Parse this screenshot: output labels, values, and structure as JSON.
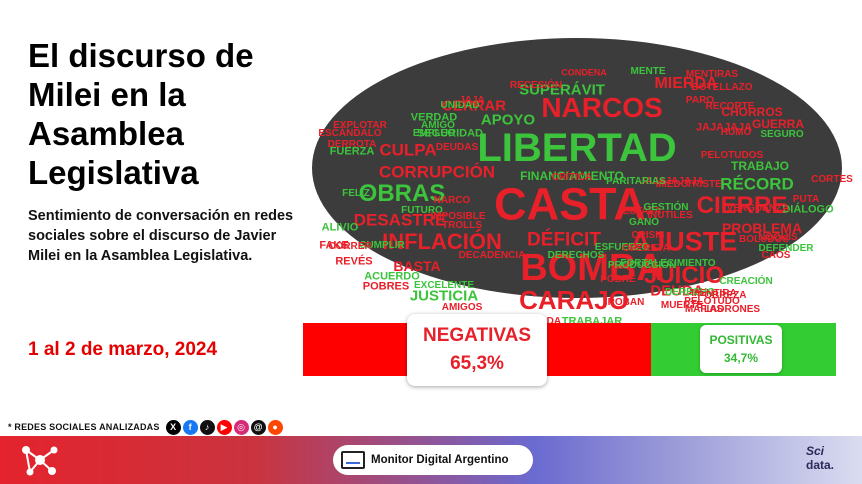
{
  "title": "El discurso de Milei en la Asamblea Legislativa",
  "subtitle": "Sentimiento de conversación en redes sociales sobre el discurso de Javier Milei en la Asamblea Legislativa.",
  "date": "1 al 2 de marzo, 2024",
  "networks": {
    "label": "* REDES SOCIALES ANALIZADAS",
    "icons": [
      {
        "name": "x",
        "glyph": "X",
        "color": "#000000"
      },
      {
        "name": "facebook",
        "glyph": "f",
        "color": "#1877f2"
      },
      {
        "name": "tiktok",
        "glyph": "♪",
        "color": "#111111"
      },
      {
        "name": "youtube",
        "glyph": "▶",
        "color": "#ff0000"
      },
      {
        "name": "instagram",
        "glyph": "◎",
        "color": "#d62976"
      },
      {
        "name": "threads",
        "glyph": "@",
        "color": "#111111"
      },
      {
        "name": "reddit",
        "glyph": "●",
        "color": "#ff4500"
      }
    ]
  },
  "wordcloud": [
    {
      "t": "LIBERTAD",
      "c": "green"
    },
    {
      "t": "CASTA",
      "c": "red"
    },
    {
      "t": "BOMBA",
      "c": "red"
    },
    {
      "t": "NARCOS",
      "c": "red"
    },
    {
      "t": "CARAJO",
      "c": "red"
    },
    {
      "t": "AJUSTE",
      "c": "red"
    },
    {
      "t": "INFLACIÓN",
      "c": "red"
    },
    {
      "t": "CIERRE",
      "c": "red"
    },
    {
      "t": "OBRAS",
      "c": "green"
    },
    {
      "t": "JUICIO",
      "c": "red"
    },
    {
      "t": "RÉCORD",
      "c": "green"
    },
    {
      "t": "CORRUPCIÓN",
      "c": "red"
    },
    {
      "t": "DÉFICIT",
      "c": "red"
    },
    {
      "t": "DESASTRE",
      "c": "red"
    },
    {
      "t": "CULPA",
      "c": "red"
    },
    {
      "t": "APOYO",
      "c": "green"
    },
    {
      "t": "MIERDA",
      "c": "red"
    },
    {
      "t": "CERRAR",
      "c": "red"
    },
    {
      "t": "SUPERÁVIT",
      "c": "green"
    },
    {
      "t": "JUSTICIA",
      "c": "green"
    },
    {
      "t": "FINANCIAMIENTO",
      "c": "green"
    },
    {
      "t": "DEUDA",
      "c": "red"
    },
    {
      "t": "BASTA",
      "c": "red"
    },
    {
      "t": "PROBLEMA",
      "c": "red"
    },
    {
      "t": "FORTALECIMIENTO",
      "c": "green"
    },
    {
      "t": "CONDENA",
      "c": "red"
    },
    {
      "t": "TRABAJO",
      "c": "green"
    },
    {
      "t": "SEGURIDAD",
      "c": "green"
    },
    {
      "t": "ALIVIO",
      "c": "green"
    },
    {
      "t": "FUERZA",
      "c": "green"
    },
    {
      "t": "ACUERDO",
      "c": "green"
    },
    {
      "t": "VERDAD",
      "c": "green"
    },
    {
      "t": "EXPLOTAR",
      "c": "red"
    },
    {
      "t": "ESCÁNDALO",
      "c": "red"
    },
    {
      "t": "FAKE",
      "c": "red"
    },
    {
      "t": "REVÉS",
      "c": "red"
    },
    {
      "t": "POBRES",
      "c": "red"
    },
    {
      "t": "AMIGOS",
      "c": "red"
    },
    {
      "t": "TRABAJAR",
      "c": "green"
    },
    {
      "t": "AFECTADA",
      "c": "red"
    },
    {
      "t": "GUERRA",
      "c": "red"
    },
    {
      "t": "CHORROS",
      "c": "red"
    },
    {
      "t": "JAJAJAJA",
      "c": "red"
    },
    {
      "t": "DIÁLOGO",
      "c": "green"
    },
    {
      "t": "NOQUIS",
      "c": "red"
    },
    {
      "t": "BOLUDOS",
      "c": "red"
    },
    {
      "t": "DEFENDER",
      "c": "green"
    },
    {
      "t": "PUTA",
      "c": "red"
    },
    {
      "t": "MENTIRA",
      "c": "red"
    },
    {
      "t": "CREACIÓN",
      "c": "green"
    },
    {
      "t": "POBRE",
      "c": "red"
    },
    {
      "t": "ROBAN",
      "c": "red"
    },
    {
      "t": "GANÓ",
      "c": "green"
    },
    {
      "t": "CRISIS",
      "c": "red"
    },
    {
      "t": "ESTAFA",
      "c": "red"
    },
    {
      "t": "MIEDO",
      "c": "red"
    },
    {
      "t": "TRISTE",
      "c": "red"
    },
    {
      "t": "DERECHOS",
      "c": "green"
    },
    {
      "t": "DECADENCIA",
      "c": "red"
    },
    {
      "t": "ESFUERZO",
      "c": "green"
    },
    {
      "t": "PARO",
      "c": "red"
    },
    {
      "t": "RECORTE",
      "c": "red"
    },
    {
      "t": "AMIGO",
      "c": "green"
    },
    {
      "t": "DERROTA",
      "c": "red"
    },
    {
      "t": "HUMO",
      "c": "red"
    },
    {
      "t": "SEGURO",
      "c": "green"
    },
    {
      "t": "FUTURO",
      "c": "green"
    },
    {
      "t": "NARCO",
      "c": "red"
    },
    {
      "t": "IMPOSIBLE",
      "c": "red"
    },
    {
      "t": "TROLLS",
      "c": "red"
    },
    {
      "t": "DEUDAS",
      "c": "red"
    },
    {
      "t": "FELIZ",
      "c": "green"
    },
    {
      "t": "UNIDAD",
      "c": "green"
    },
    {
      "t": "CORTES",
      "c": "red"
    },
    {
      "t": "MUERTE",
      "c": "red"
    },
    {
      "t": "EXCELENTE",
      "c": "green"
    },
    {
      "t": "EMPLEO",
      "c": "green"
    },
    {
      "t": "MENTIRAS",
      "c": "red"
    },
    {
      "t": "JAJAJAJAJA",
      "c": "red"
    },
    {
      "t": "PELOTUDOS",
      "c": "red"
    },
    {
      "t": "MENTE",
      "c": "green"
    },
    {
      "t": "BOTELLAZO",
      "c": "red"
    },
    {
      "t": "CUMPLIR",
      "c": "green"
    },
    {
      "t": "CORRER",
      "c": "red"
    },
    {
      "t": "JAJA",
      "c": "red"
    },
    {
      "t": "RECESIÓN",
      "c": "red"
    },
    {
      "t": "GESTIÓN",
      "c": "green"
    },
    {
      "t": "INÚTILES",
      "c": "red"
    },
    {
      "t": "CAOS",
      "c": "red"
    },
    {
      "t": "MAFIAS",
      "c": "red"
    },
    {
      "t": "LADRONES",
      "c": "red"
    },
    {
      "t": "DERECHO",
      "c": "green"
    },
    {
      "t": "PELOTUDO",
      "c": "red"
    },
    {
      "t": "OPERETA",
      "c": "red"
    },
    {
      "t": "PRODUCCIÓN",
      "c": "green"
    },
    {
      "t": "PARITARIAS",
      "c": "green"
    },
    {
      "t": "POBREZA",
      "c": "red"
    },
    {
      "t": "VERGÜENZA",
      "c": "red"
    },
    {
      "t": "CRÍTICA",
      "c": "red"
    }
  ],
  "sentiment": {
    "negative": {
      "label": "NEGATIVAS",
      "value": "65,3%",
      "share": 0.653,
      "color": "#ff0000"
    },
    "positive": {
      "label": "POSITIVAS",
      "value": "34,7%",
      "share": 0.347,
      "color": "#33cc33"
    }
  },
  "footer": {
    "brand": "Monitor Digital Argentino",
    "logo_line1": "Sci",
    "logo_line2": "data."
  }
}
++++++++++
## DO THIS
The listing above must be printed again exactly, minus its pictures.

## WRITTEN SOLUTION
Parse this screenshot: output labels, values, and structure as JSON.
{
  "title": "El discurso de Milei en la Asamblea Legislativa",
  "subtitle": "Sentimiento de conversación en redes sociales sobre el discurso de Javier Milei en la Asamblea Legislativa.",
  "date": "1 al 2 de marzo, 2024",
  "networks": {
    "label": "* REDES SOCIALES ANALIZADAS",
    "icons": [
      {
        "name": "x",
        "glyph": "X",
        "color": "#000000"
      },
      {
        "name": "facebook",
        "glyph": "f",
        "color": "#1877f2"
      },
      {
        "name": "tiktok",
        "glyph": "♪",
        "color": "#111111"
      },
      {
        "name": "youtube",
        "glyph": "▶",
        "color": "#ff0000"
      },
      {
        "name": "instagram",
        "glyph": "◎",
        "color": "#d62976"
      },
      {
        "name": "threads",
        "glyph": "@",
        "color": "#111111"
      },
      {
        "name": "reddit",
        "glyph": "●",
        "color": "#ff4500"
      }
    ]
  },
  "wordcloud": [
    {
      "t": "LIBERTAD",
      "c": "green"
    },
    {
      "t": "CASTA",
      "c": "red"
    },
    {
      "t": "BOMBA",
      "c": "red"
    },
    {
      "t": "NARCOS",
      "c": "red"
    },
    {
      "t": "CARAJO",
      "c": "red"
    },
    {
      "t": "AJUSTE",
      "c": "red"
    },
    {
      "t": "INFLACIÓN",
      "c": "red"
    },
    {
      "t": "CIERRE",
      "c": "red"
    },
    {
      "t": "OBRAS",
      "c": "green"
    },
    {
      "t": "JUICIO",
      "c": "red"
    },
    {
      "t": "RÉCORD",
      "c": "green"
    },
    {
      "t": "CORRUPCIÓN",
      "c": "red"
    },
    {
      "t": "DÉFICIT",
      "c": "red"
    },
    {
      "t": "DESASTRE",
      "c": "red"
    },
    {
      "t": "CULPA",
      "c": "red"
    },
    {
      "t": "APOYO",
      "c": "green"
    },
    {
      "t": "MIERDA",
      "c": "red"
    },
    {
      "t": "CERRAR",
      "c": "red"
    },
    {
      "t": "SUPERÁVIT",
      "c": "green"
    },
    {
      "t": "JUSTICIA",
      "c": "green"
    },
    {
      "t": "FINANCIAMIENTO",
      "c": "green"
    },
    {
      "t": "DEUDA",
      "c": "red"
    },
    {
      "t": "BASTA",
      "c": "red"
    },
    {
      "t": "PROBLEMA",
      "c": "red"
    },
    {
      "t": "FORTALECIMIENTO",
      "c": "green"
    },
    {
      "t": "CONDENA",
      "c": "red"
    },
    {
      "t": "TRABAJO",
      "c": "green"
    },
    {
      "t": "SEGURIDAD",
      "c": "green"
    },
    {
      "t": "ALIVIO",
      "c": "green"
    },
    {
      "t": "FUERZA",
      "c": "green"
    },
    {
      "t": "ACUERDO",
      "c": "green"
    },
    {
      "t": "VERDAD",
      "c": "green"
    },
    {
      "t": "EXPLOTAR",
      "c": "red"
    },
    {
      "t": "ESCÁNDALO",
      "c": "red"
    },
    {
      "t": "FAKE",
      "c": "red"
    },
    {
      "t": "REVÉS",
      "c": "red"
    },
    {
      "t": "POBRES",
      "c": "red"
    },
    {
      "t": "AMIGOS",
      "c": "red"
    },
    {
      "t": "TRABAJAR",
      "c": "green"
    },
    {
      "t": "AFECTADA",
      "c": "red"
    },
    {
      "t": "GUERRA",
      "c": "red"
    },
    {
      "t": "CHORROS",
      "c": "red"
    },
    {
      "t": "JAJAJAJA",
      "c": "red"
    },
    {
      "t": "DIÁLOGO",
      "c": "green"
    },
    {
      "t": "NOQUIS",
      "c": "red"
    },
    {
      "t": "BOLUDOS",
      "c": "red"
    },
    {
      "t": "DEFENDER",
      "c": "green"
    },
    {
      "t": "PUTA",
      "c": "red"
    },
    {
      "t": "MENTIRA",
      "c": "red"
    },
    {
      "t": "CREACIÓN",
      "c": "green"
    },
    {
      "t": "POBRE",
      "c": "red"
    },
    {
      "t": "ROBAN",
      "c": "red"
    },
    {
      "t": "GANÓ",
      "c": "green"
    },
    {
      "t": "CRISIS",
      "c": "red"
    },
    {
      "t": "ESTAFA",
      "c": "red"
    },
    {
      "t": "MIEDO",
      "c": "red"
    },
    {
      "t": "TRISTE",
      "c": "red"
    },
    {
      "t": "DERECHOS",
      "c": "green"
    },
    {
      "t": "DECADENCIA",
      "c": "red"
    },
    {
      "t": "ESFUERZO",
      "c": "green"
    },
    {
      "t": "PARO",
      "c": "red"
    },
    {
      "t": "RECORTE",
      "c": "red"
    },
    {
      "t": "AMIGO",
      "c": "green"
    },
    {
      "t": "DERROTA",
      "c": "red"
    },
    {
      "t": "HUMO",
      "c": "red"
    },
    {
      "t": "SEGURO",
      "c": "green"
    },
    {
      "t": "FUTURO",
      "c": "green"
    },
    {
      "t": "NARCO",
      "c": "red"
    },
    {
      "t": "IMPOSIBLE",
      "c": "red"
    },
    {
      "t": "TROLLS",
      "c": "red"
    },
    {
      "t": "DEUDAS",
      "c": "red"
    },
    {
      "t": "FELIZ",
      "c": "green"
    },
    {
      "t": "UNIDAD",
      "c": "green"
    },
    {
      "t": "CORTES",
      "c": "red"
    },
    {
      "t": "MUERTE",
      "c": "red"
    },
    {
      "t": "EXCELENTE",
      "c": "green"
    },
    {
      "t": "EMPLEO",
      "c": "green"
    },
    {
      "t": "MENTIRAS",
      "c": "red"
    },
    {
      "t": "JAJAJAJAJA",
      "c": "red"
    },
    {
      "t": "PELOTUDOS",
      "c": "red"
    },
    {
      "t": "MENTE",
      "c": "green"
    },
    {
      "t": "BOTELLAZO",
      "c": "red"
    },
    {
      "t": "CUMPLIR",
      "c": "green"
    },
    {
      "t": "CORRER",
      "c": "red"
    },
    {
      "t": "JAJA",
      "c": "red"
    },
    {
      "t": "RECESIÓN",
      "c": "red"
    },
    {
      "t": "GESTIÓN",
      "c": "green"
    },
    {
      "t": "INÚTILES",
      "c": "red"
    },
    {
      "t": "CAOS",
      "c": "red"
    },
    {
      "t": "MAFIAS",
      "c": "red"
    },
    {
      "t": "LADRONES",
      "c": "red"
    },
    {
      "t": "DERECHO",
      "c": "green"
    },
    {
      "t": "PELOTUDO",
      "c": "red"
    },
    {
      "t": "OPERETA",
      "c": "red"
    },
    {
      "t": "PRODUCCIÓN",
      "c": "green"
    },
    {
      "t": "PARITARIAS",
      "c": "green"
    },
    {
      "t": "POBREZA",
      "c": "red"
    },
    {
      "t": "VERGÜENZA",
      "c": "red"
    },
    {
      "t": "CRÍTICA",
      "c": "red"
    }
  ],
  "sentiment": {
    "negative": {
      "label": "NEGATIVAS",
      "value": "65,3%",
      "share": 0.653,
      "color": "#ff0000"
    },
    "positive": {
      "label": "POSITIVAS",
      "value": "34,7%",
      "share": 0.347,
      "color": "#33cc33"
    }
  },
  "footer": {
    "brand": "Monitor Digital Argentino",
    "logo_line1": "Sci",
    "logo_line2": "data."
  }
}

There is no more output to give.